* THE TASK *
Give every line below again, exactly.

* INFORMATION SUPPLIED *
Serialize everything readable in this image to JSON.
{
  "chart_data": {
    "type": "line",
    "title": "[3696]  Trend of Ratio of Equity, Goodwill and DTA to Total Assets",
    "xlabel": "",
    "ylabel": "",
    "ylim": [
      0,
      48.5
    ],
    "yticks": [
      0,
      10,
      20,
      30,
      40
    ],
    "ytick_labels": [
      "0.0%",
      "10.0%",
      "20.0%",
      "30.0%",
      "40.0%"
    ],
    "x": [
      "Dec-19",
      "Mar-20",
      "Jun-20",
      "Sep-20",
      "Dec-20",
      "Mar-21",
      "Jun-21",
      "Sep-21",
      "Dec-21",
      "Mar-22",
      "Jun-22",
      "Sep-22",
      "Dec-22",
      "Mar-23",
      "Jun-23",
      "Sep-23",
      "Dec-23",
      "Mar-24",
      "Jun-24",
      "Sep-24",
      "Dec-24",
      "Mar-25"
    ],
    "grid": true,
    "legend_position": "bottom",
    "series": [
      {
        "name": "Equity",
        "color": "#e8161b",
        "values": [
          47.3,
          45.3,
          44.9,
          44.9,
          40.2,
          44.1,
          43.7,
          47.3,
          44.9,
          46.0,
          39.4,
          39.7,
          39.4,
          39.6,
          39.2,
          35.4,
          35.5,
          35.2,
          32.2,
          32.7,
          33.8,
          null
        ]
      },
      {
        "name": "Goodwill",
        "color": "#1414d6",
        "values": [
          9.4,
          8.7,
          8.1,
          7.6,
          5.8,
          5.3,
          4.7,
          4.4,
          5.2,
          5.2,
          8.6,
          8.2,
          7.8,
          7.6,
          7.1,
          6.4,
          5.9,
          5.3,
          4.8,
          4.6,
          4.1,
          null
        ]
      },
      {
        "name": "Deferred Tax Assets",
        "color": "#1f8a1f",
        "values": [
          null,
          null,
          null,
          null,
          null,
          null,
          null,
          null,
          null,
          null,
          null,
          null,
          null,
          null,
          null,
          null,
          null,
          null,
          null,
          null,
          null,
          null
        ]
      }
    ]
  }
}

* ANSWER FOR THE TASK *
Serialize everything readable in this image to JSON.
{
  "chart_data": {
    "type": "line",
    "title": "[3696]  Trend of Ratio of Equity, Goodwill and DTA to Total Assets",
    "xlabel": "",
    "ylabel": "",
    "ylim": [
      0,
      48.5
    ],
    "yticks": [
      0,
      10,
      20,
      30,
      40
    ],
    "ytick_labels": [
      "0.0%",
      "10.0%",
      "20.0%",
      "30.0%",
      "40.0%"
    ],
    "x": [
      "Dec-19",
      "Mar-20",
      "Jun-20",
      "Sep-20",
      "Dec-20",
      "Mar-21",
      "Jun-21",
      "Sep-21",
      "Dec-21",
      "Mar-22",
      "Jun-22",
      "Sep-22",
      "Dec-22",
      "Mar-23",
      "Jun-23",
      "Sep-23",
      "Dec-23",
      "Mar-24",
      "Jun-24",
      "Sep-24",
      "Dec-24",
      "Mar-25"
    ],
    "grid": true,
    "legend_position": "bottom",
    "series": [
      {
        "name": "Equity",
        "color": "#e8161b",
        "values": [
          47.3,
          45.3,
          44.9,
          44.9,
          40.2,
          44.1,
          43.7,
          47.3,
          44.9,
          46.0,
          39.4,
          39.7,
          39.4,
          39.6,
          39.2,
          35.4,
          35.5,
          35.2,
          32.2,
          32.7,
          33.8,
          null
        ]
      },
      {
        "name": "Goodwill",
        "color": "#1414d6",
        "values": [
          9.4,
          8.7,
          8.1,
          7.6,
          5.8,
          5.3,
          4.7,
          4.4,
          5.2,
          5.2,
          8.6,
          8.2,
          7.8,
          7.6,
          7.1,
          6.4,
          5.9,
          5.3,
          4.8,
          4.6,
          4.1,
          null
        ]
      },
      {
        "name": "Deferred Tax Assets",
        "color": "#1f8a1f",
        "values": [
          null,
          null,
          null,
          null,
          null,
          null,
          null,
          null,
          null,
          null,
          null,
          null,
          null,
          null,
          null,
          null,
          null,
          null,
          null,
          null,
          null,
          null
        ]
      }
    ]
  }
}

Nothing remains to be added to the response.